Selected passage
====

Capitalism happens spontaneously even in socialist states like Cuba, whether dedicated Marxist leaders such as Fidel Castro like it or not. Having no use for his economics or his approach to human rights, one nevertheless fervently wishes we had people running things here with a dedication to capitalism/democracy equal to his to socialism. "SOCIALISM OU MORTE" is on letters six feet high on the sides of barns in Cuba. And we watch with no little empathy as China walks a tightrope, attempting to continue to pretend it is a Marxist state while carefully nurturing some of the main principles of capitalism. Yet it has become fashionable to condemn capitalism and free markets for the economic meltdown, highlighted as it was by enormous profits made by some firms and particularly by some individuals. Usually ignored is the curious irony by which the most vocal of the protesters are among the most adroit users of the technology, sociology, free markets, and open societies that capitalist democracy makes possible. So if capitalism/globalization is not to blame for our recurring cycles of boom-bust, what is? It is irresistible for an electronics engineer to recognize the economy as a huge, quite unstable amplifier that can degenerate into an destructively screeching oscillator. This is not a new thought (Forrester, Industrial Dynamics, 1968) but has been forgotten in our hubristic self-assurance that big busts can’t happen any more. An electronic oscillator requires three things, listed below with their analogs:
  1. Amplification (fractional reserve banking, leverages and financial gearing of all kinds)
  2. Feedback (our marvelous communications systems that enable us (and our computer-programmed investment tactics) to get and react instantly to signals from the market)
  3. Correct time phasing (the feedback arrives at the exact millisecond that reinforces whichever way the market is moving): if up (irrational exuberance), to saturation (can't/won't go higher); if down, to cutoff (no more current available, i.e. liquidity lost).

====

Stored data
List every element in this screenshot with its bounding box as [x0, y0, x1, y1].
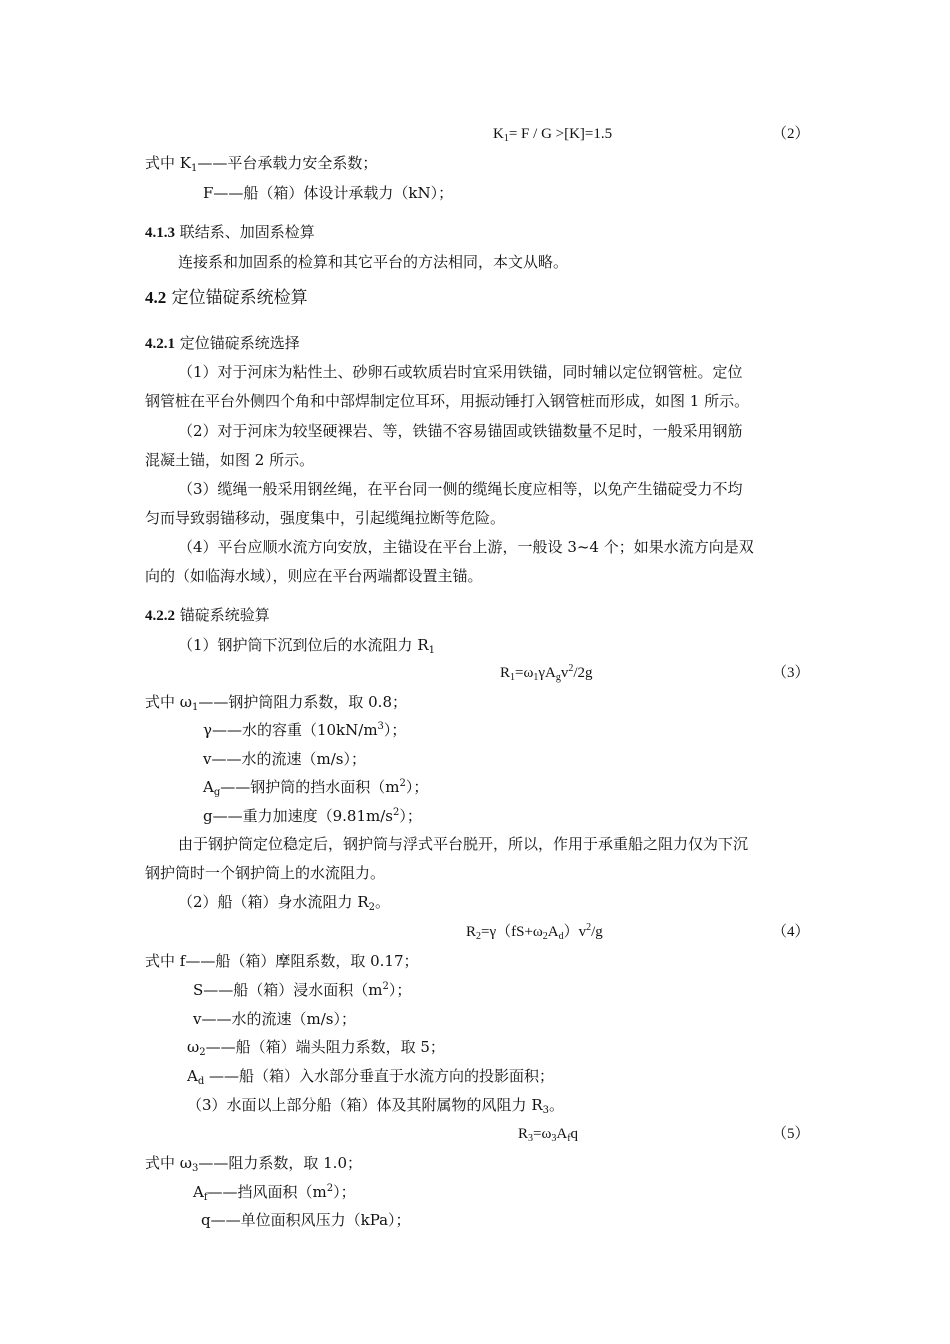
eq3-def: g——重力加速度$(9.81m/s^2)$；	[203, 807, 422, 825]
section-heading-4-1-3: 4.1.3 联结系、加固系检算	[145, 223, 315, 241]
eq3-def: γ——水的容重$(10kN/m^3)$；	[203, 721, 407, 739]
eq5-def: $A_f——$挡风面积$(m^2)$；	[193, 1183, 356, 1203]
paragraph-line: （4）平台应顺水流方向安放，主锚设在平台上游，一般设 3~4 个；如果水流方向是双	[178, 538, 754, 556]
eq4-def: $\omega_2——$船（箱）端头阻力系数，取 5；	[187, 1038, 445, 1058]
paragraph-line: 向的（如临海水域），则应在平台两端都设置主锚。	[145, 567, 483, 585]
eq4-def: S——船（箱）浸水面积$(m^2)$；	[193, 981, 412, 999]
eq3-def: $A_g——$钢护筒的挡水面积$(m^2)$；	[203, 778, 429, 798]
equation-5-number: （5）	[772, 1126, 810, 1142]
eq3-def: v——水的流速（m/s）；	[203, 750, 366, 768]
paragraph-line: 钢护筒时一个钢护筒上的水流阻力。	[145, 864, 386, 882]
eq5-def: 式中 $\omega_3——$阻力系数，取 1.0；	[145, 1154, 362, 1174]
eq4-def: 式中 f——船（箱）摩阻系数，取 0.17；	[145, 952, 419, 970]
paragraph-line: 由于钢护筒定位稳定后，钢护筒与浮式平台脱开，所以，作用于承重船之阻力仅为下沉	[178, 835, 749, 853]
equation-3-number: （3）	[772, 665, 810, 681]
eq4-def: v——水的流速（m/s）；	[193, 1010, 356, 1028]
eq2-def-f: F——船（箱）体设计承载力（kN）；	[203, 184, 454, 202]
paragraph-line: （1）对于河床为粘性土、砂卵石或软质岩时宜采用铁锚，同时辅以定位钢管桩。定位	[178, 363, 743, 381]
paragraph-line: 混凝土锚，如图 2 所示。	[145, 451, 315, 469]
section-heading-4-2-1: 4.2.1 定位锚碇系统选择	[145, 334, 300, 352]
paragraph-line: （2）对于河床为较坚硬裸岩、等，铁锚不容易锚固或铁锚数量不足时，一般采用钢筋	[178, 422, 743, 440]
equation-4: $R_2=\gamma(fS+\omega_2A_d)v^2/g$	[466, 922, 603, 942]
paragraph-line: （3）缆绳一般采用钢丝绳，在平台同一侧的缆绳长度应相等，以免产生锚碇受力不均	[178, 480, 743, 498]
equation-2: $K_1= F / G >[K]=1.5$	[493, 126, 613, 144]
equation-5: $R_3=\omega_3A_fq$	[518, 1126, 579, 1144]
paragraph-line: 钢管桩在平台外侧四个角和中部焊制定位耳环，用振动锤打入钢管桩而形成，如图 1 所示。	[145, 392, 750, 410]
section-heading-4-2-2: 4.2.2 锚碇系统验算	[145, 606, 270, 624]
eq5-def: q——单位面积风压力（kPa）；	[201, 1211, 411, 1229]
section-4-1-3-body: 连接系和加固系的检算和其它平台的方法相同，本文从略。	[178, 253, 569, 271]
eq3-def: 式中 $\omega_1——$钢护筒阻力系数，取 0.8；	[145, 693, 407, 713]
eq4-def: $A_d$ ——船（箱）入水部分垂直于水流方向的投影面积；	[187, 1067, 555, 1087]
paragraph-line: 匀而导致弱锚移动，强度集中，引起缆绳拉断等危险。	[145, 509, 506, 527]
item-3-heading: （3）水面以上部分船（箱）体及其附属物的风阻力 $R_3$。	[187, 1096, 564, 1116]
item-2-heading: （2）船（箱）身水流阻力 $R_2$。	[178, 893, 390, 913]
eq2-def-k1: 式中 $K_1——$平台承载力安全系数；	[145, 154, 378, 174]
equation-2-number: （2）	[772, 126, 810, 142]
item-1-heading: （1）钢护筒下沉到位后的水流阻力 $R_1$	[178, 636, 435, 656]
equation-3: $R_1=\omega_1\gamma A_gv^2/2g$	[500, 663, 593, 683]
equation-4-number: （4）	[772, 924, 810, 940]
section-heading-4-2: 4.2 定位锚碇系统检算	[145, 288, 308, 308]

====

Instructions to follow
What does the passage on capitalism and boom-bust cycles say an electronic oscillator requires? List every requirement along with the economic analog the passage gives for it.

Exercise result
- Amplification: fractional reserve banking, leverages and financial gearing of all kinds
- Feedback: communications systems that enable us (and our computer-programmed investment tactics) to get and react instantly to signals from the market
- Correct time phasing: the feedback arrives at the exact millisecond that reinforces whichever way the market is moving. If the market is moving up, it goes to saturation. If it is moving down, it goes to cutoff, meaning liquidity is lost.